*Task objective*: Each entry that follows is to be retyped exactly. Pictures do not belong in the copy.

*Data section*:
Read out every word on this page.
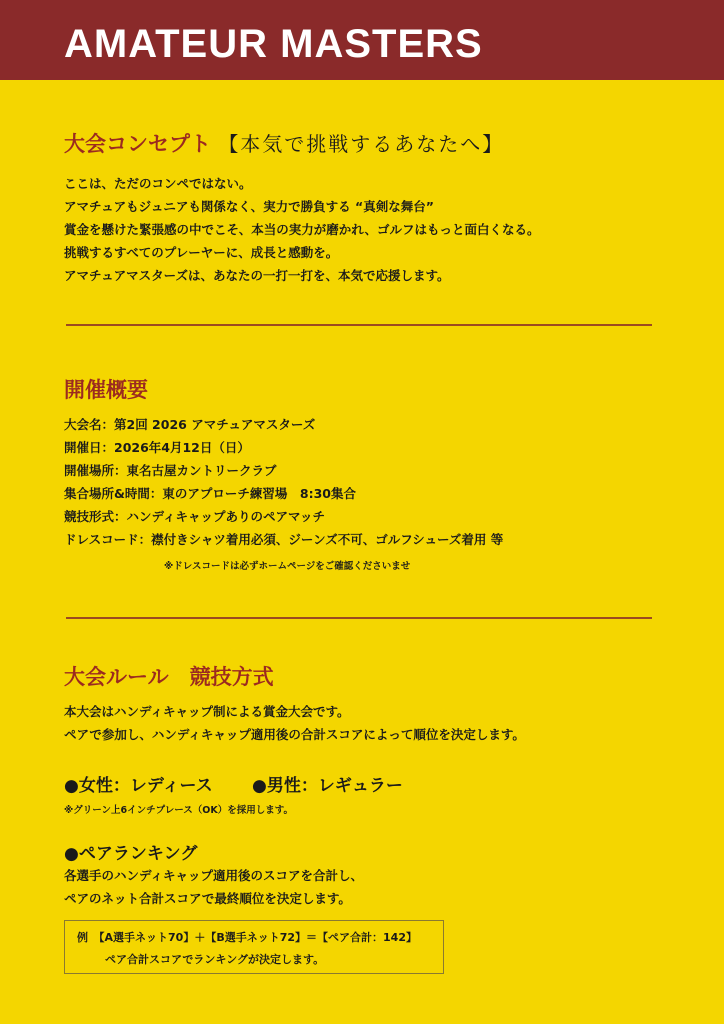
AMATEUR MASTERS
大会コンセプト 【本気で挑戦するあなたへ】
ここは、ただのコンペではない。
アマチュアもジュニアも関係なく、実力で勝負する “真剣な舞台”
賞金を懸けた緊張感の中でこそ、本当の実力が磨かれ、ゴルフはもっと面白くなる。
挑戦するすべてのプレーヤーに、成長と感動を。
アマチュアマスターズは、あなたの一打一打を、本気で応援します。
開催概要
大会名：第2回 2026 アマチュアマスターズ
開催日：2026年4月12日（日）
開催場所：東名古屋カントリークラブ
集合場所&時間：東のアプローチ練習場　8:30集合
競技形式：ハンディキャップありのペアマッチ
ドレスコード：襟付きシャツ着用必須、ジーンズ不可、ゴルフシューズ着用 等
※ドレスコードは必ずホームページをご確認くださいませ
大会ルール　競技方式
本大会はハンディキャップ制による賞金大会です。
ペアで参加し、ハンディキャップ適用後の合計スコアによって順位を決定します。
●女性：レディース ●男性：レギュラー
※グリーン上6インチプレース（OK）を採用します。
●ペアランキング
各選手のハンディキャップ適用後のスコアを合計し、
ペアのネット合計スコアで最終順位を決定します。
例　【A選手ネット70】＋【B選手ネット72】＝【ペア合計：142】
ペア合計スコアでランキングが決定します。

*Completed exercise*:
Read out every word on this page.
AMATEUR MASTERS
大会コンセプト 【本気で挑戦するあなたへ】
ここは、ただのコンペではない。
アマチュアもジュニアも関係なく、実力で勝負する “真剣な舞台”
賞金を懸けた緊張感の中でこそ、本当の実力が磨かれ、ゴルフはもっと面白くなる。
挑戦するすべてのプレーヤーに、成長と感動を。
アマチュアマスターズは、あなたの一打一打を、本気で応援します。
開催概要
大会名：第2回 2026 アマチュアマスターズ
開催日：2026年4月12日（日）
開催場所：東名古屋カントリークラブ
集合場所&時間：東のアプローチ練習場　8:30集合
競技形式：ハンディキャップありのペアマッチ
ドレスコード：襟付きシャツ着用必須、ジーンズ不可、ゴルフシューズ着用 等
※ドレスコードは必ずホームページをご確認くださいませ
大会ルール　競技方式
本大会はハンディキャップ制による賞金大会です。
ペアで参加し、ハンディキャップ適用後の合計スコアによって順位を決定します。
●女性：レディース ●男性：レギュラー
※グリーン上6インチプレース（OK）を採用します。
●ペアランキング
各選手のハンディキャップ適用後のスコアを合計し、
ペアのネット合計スコアで最終順位を決定します。
例　【A選手ネット70】＋【B選手ネット72】＝【ペア合計：142】
ペア合計スコアでランキングが決定します。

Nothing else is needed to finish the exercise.